## Task directions
Each line that includes the word "Zhang" counts once; give the total and nothing more.

# # # #

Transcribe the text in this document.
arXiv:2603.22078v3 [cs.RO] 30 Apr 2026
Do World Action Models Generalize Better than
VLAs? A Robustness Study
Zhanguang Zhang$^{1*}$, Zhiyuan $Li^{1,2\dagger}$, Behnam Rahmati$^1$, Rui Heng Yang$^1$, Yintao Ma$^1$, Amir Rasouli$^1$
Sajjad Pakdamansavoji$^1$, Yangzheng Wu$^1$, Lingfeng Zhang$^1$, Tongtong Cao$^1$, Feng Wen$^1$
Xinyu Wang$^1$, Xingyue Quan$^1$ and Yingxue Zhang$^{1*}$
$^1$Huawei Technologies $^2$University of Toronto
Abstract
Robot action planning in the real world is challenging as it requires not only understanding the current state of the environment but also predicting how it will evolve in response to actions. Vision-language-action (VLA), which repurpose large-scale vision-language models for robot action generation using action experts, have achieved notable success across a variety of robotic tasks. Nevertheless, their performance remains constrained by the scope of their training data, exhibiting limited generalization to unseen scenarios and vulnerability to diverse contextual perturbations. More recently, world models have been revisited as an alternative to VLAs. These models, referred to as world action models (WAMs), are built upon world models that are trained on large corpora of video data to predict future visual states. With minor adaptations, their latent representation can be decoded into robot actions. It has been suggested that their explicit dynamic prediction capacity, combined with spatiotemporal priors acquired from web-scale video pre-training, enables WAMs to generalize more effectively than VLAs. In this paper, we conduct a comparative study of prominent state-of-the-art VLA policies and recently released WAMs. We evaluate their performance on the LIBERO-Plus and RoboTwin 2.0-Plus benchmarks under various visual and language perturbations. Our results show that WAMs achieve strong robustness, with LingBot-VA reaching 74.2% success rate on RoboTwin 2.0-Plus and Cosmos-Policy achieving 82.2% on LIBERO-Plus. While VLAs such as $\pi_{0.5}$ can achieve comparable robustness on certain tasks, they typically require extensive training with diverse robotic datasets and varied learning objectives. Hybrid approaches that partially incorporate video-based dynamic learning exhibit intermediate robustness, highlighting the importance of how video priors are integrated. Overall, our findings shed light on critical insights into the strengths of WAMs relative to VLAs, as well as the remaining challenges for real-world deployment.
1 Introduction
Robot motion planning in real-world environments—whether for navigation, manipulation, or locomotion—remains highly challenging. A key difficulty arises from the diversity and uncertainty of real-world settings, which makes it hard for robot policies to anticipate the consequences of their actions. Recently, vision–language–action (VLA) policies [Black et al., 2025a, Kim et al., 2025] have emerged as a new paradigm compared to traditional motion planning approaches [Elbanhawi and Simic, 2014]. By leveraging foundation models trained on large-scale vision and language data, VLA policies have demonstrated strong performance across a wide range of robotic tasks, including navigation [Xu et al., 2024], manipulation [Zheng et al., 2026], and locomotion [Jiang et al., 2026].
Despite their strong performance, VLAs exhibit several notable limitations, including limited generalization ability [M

# # # #

## Written reply
3